[START Dataset]

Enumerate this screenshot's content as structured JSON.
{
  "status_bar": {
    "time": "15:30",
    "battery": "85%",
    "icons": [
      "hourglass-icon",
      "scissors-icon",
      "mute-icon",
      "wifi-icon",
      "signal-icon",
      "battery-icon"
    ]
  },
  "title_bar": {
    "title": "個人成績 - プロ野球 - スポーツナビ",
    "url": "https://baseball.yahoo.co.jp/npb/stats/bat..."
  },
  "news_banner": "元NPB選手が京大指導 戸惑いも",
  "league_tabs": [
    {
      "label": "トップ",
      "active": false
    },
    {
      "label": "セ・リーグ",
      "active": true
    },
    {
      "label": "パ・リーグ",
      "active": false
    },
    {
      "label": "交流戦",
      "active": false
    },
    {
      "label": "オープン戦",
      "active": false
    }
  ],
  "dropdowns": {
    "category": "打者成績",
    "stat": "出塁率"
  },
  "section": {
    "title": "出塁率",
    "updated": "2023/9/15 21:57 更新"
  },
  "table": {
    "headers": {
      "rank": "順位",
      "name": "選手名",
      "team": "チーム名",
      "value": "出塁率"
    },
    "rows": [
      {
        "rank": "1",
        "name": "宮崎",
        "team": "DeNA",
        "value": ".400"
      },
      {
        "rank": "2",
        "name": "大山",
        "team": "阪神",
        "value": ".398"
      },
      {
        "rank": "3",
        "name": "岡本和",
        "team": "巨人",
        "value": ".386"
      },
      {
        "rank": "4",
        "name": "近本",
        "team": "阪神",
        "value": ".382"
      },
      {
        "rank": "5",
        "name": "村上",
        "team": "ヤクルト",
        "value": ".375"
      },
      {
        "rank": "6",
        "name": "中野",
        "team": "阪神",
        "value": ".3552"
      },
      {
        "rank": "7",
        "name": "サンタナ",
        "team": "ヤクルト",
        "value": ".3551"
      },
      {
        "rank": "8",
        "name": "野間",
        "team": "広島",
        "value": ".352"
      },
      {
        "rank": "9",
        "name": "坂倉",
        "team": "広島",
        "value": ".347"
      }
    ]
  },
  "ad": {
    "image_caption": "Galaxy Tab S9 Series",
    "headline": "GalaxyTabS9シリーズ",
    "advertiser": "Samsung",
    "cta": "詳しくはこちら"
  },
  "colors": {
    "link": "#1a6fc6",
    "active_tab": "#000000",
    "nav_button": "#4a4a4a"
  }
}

[END Dataset]

Directions:
Go through the records above and retype each one exactly.

Answer to the problem:
Enumerate this screenshot's content as structured JSON.
{
  "status_bar": {
    "time": "15:30",
    "battery": "85%",
    "icons": [
      "hourglass-icon",
      "scissors-icon",
      "mute-icon",
      "wifi-icon",
      "signal-icon",
      "battery-icon"
    ]
  },
  "title_bar": {
    "title": "個人成績 - プロ野球 - スポーツナビ",
    "url": "https://baseball.yahoo.co.jp/npb/stats/bat..."
  },
  "news_banner": "元NPB選手が京大指導 戸惑いも",
  "league_tabs": [
    {
      "label": "トップ",
      "active": false
    },
    {
      "label": "セ・リーグ",
      "active": true
    },
    {
      "label": "パ・リーグ",
      "active": false
    },
    {
      "label": "交流戦",
      "active": false
    },
    {
      "label": "オープン戦",
      "active": false
    }
  ],
  "dropdowns": {
    "category": "打者成績",
    "stat": "出塁率"
  },
  "section": {
    "title": "出塁率",
    "updated": "2023/9/15 21:57 更新"
  },
  "table": {
    "headers": {
      "rank": "順位",
      "name": "選手名",
      "team": "チーム名",
      "value": "出塁率"
    },
    "rows": [
      {
        "rank": "1",
        "name": "宮崎",
        "team": "DeNA",
        "value": ".400"
      },
      {
        "rank": "2",
        "name": "大山",
        "team": "阪神",
        "value": ".398"
      },
      {
        "rank": "3",
        "name": "岡本和",
        "team": "巨人",
        "value": ".386"
      },
      {
        "rank": "4",
        "name": "近本",
        "team": "阪神",
        "value": ".382"
      },
      {
        "rank": "5",
        "name": "村上",
        "team": "ヤクルト",
        "value": ".375"
      },
      {
        "rank": "6",
        "name": "中野",
        "team": "阪神",
        "value": ".3552"
      },
      {
        "rank": "7",
        "name": "サンタナ",
        "team": "ヤクルト",
        "value": ".3551"
      },
      {
        "rank": "8",
        "name": "野間",
        "team": "広島",
        "value": ".352"
      },
      {
        "rank": "9",
        "name": "坂倉",
        "team": "広島",
        "value": ".347"
      }
    ]
  },
  "ad": {
    "image_caption": "Galaxy Tab S9 Series",
    "headline": "GalaxyTabS9シリーズ",
    "advertiser": "Samsung",
    "cta": "詳しくはこちら"
  },
  "colors": {
    "link": "#1a6fc6",
    "active_tab": "#000000",
    "nav_button": "#4a4a4a"
  }
}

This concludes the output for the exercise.